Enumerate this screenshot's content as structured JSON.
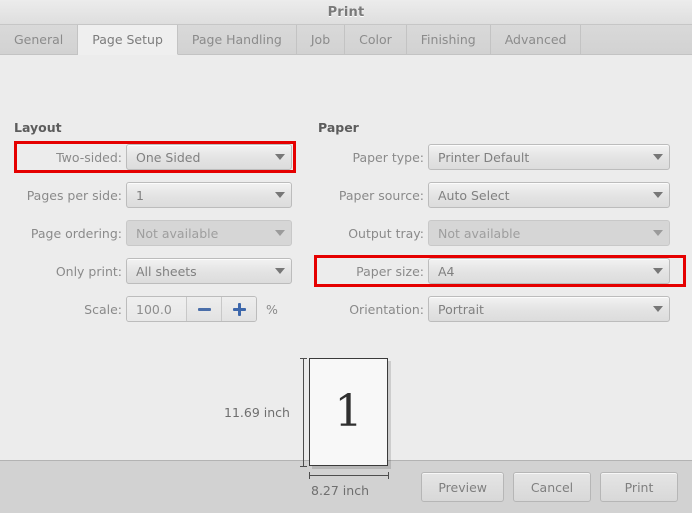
{
  "window": {
    "title": "Print"
  },
  "tabs": [
    {
      "label": "General",
      "active": false
    },
    {
      "label": "Page Setup",
      "active": true
    },
    {
      "label": "Page Handling",
      "active": false
    },
    {
      "label": "Job",
      "active": false
    },
    {
      "label": "Color",
      "active": false
    },
    {
      "label": "Finishing",
      "active": false
    },
    {
      "label": "Advanced",
      "active": false
    }
  ],
  "layout": {
    "title": "Layout",
    "two_sided": {
      "label": "Two-sided:",
      "value": "One Sided",
      "highlighted": true
    },
    "pages_per_side": {
      "label": "Pages per side:",
      "value": "1"
    },
    "page_ordering": {
      "label": "Page ordering:",
      "value": "Not available",
      "disabled": true
    },
    "only_print": {
      "label": "Only print:",
      "value": "All sheets"
    },
    "scale": {
      "label": "Scale:",
      "value": "100.0",
      "unit": "%",
      "minus_icon": "minus-icon",
      "plus_icon": "plus-icon"
    }
  },
  "paper": {
    "title": "Paper",
    "paper_type": {
      "label": "Paper type:",
      "value": "Printer Default"
    },
    "paper_source": {
      "label": "Paper source:",
      "value": "Auto Select"
    },
    "output_tray": {
      "label": "Output tray:",
      "value": "Not available",
      "disabled": true
    },
    "paper_size": {
      "label": "Paper size:",
      "value": "A4",
      "highlighted": true
    },
    "orientation": {
      "label": "Orientation:",
      "value": "Portrait"
    }
  },
  "preview": {
    "page_number": "1",
    "height_label": "11.69 inch",
    "width_label": "8.27 inch"
  },
  "footer": {
    "preview_label": "Preview",
    "cancel_label": "Cancel",
    "print_label": "Print"
  },
  "colors": {
    "highlight": "#e50000",
    "accent_blue": "#3d67ab",
    "window_bg": "#ececec",
    "footer_bg": "#d2d2d2"
  }
}
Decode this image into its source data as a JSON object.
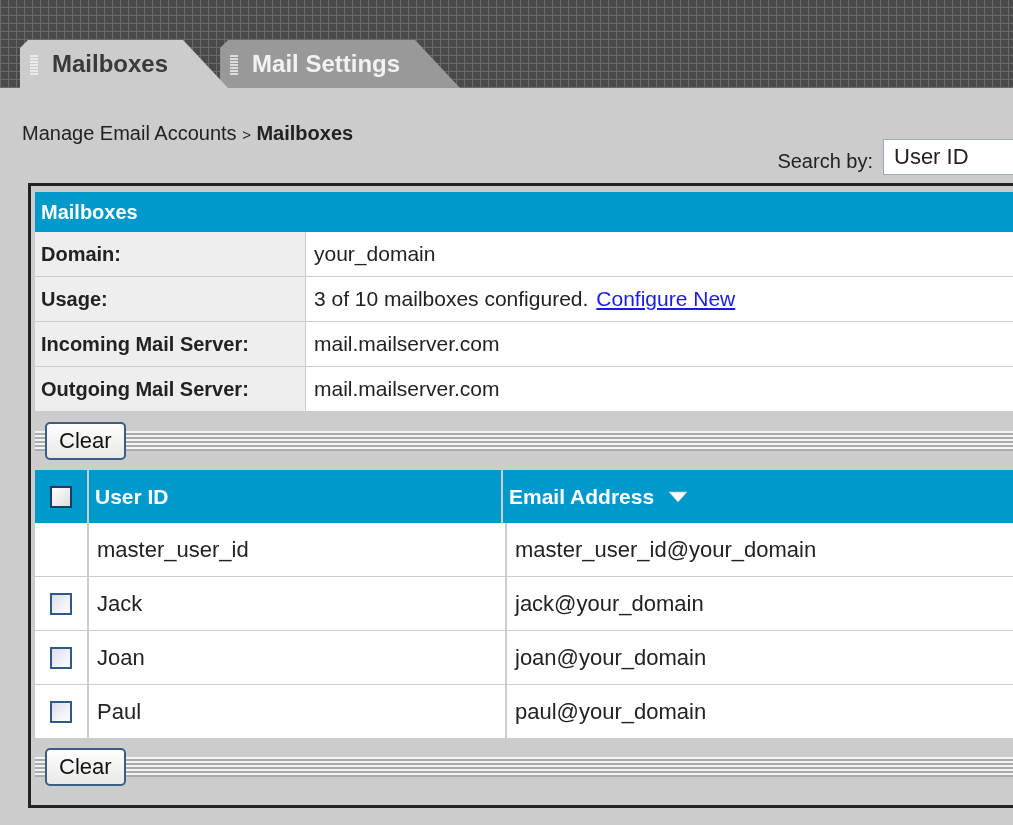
{
  "tabs": [
    {
      "label": "Mailboxes",
      "selected": true
    },
    {
      "label": "Mail Settings",
      "selected": false
    }
  ],
  "breadcrumb": {
    "parent": "Manage Email Accounts",
    "separator": ">",
    "current": "Mailboxes"
  },
  "search": {
    "label": "Search by:",
    "value": "User ID"
  },
  "panel": {
    "title": "Mailboxes",
    "info": [
      {
        "label": "Domain:",
        "value": "your_domain"
      },
      {
        "label": "Usage:",
        "value": "3 of 10 mailboxes configured.",
        "link": "Configure New"
      },
      {
        "label": "Incoming Mail Server:",
        "value": "mail.mailserver.com"
      },
      {
        "label": "Outgoing Mail Server:",
        "value": "mail.mailserver.com"
      }
    ],
    "clear_button": "Clear",
    "table": {
      "select_all": {
        "checked": false
      },
      "columns": [
        {
          "label": "User ID",
          "sorted": false
        },
        {
          "label": "Email Address",
          "sorted": true
        }
      ],
      "rows": [
        {
          "kind": "fixed",
          "user_id": "master_user_id",
          "email": "master_user_id@your_domain"
        },
        {
          "kind": "user",
          "checked": false,
          "user_id": "Jack",
          "email": "jack@your_domain"
        },
        {
          "kind": "user",
          "checked": false,
          "user_id": "Joan",
          "email": "joan@your_domain"
        },
        {
          "kind": "user",
          "checked": false,
          "user_id": "Paul",
          "email": "paul@your_domain"
        }
      ]
    },
    "bottom_clear_button": "Clear"
  }
}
☆ ☆ ☆ ☆ ☆
Omit the pictures, and please restate word for word the lines running from the line with "Decode this image" to the end of the entries.

Decode this image into its source data as a JSON object.
{
  "tabs": [
    {
      "label": "Mailboxes",
      "selected": true
    },
    {
      "label": "Mail Settings",
      "selected": false
    }
  ],
  "breadcrumb": {
    "parent": "Manage Email Accounts",
    "separator": ">",
    "current": "Mailboxes"
  },
  "search": {
    "label": "Search by:",
    "value": "User ID"
  },
  "panel": {
    "title": "Mailboxes",
    "info": [
      {
        "label": "Domain:",
        "value": "your_domain"
      },
      {
        "label": "Usage:",
        "value": "3 of 10 mailboxes configured.",
        "link": "Configure New"
      },
      {
        "label": "Incoming Mail Server:",
        "value": "mail.mailserver.com"
      },
      {
        "label": "Outgoing Mail Server:",
        "value": "mail.mailserver.com"
      }
    ],
    "clear_button": "Clear",
    "table": {
      "select_all": {
        "checked": false
      },
      "columns": [
        {
          "label": "User ID",
          "sorted": false
        },
        {
          "label": "Email Address",
          "sorted": true
        }
      ],
      "rows": [
        {
          "kind": "fixed",
          "user_id": "master_user_id",
          "email": "master_user_id@your_domain"
        },
        {
          "kind": "user",
          "checked": false,
          "user_id": "Jack",
          "email": "jack@your_domain"
        },
        {
          "kind": "user",
          "checked": false,
          "user_id": "Joan",
          "email": "joan@your_domain"
        },
        {
          "kind": "user",
          "checked": false,
          "user_id": "Paul",
          "email": "paul@your_domain"
        }
      ]
    },
    "bottom_clear_button": "Clear"
  }
}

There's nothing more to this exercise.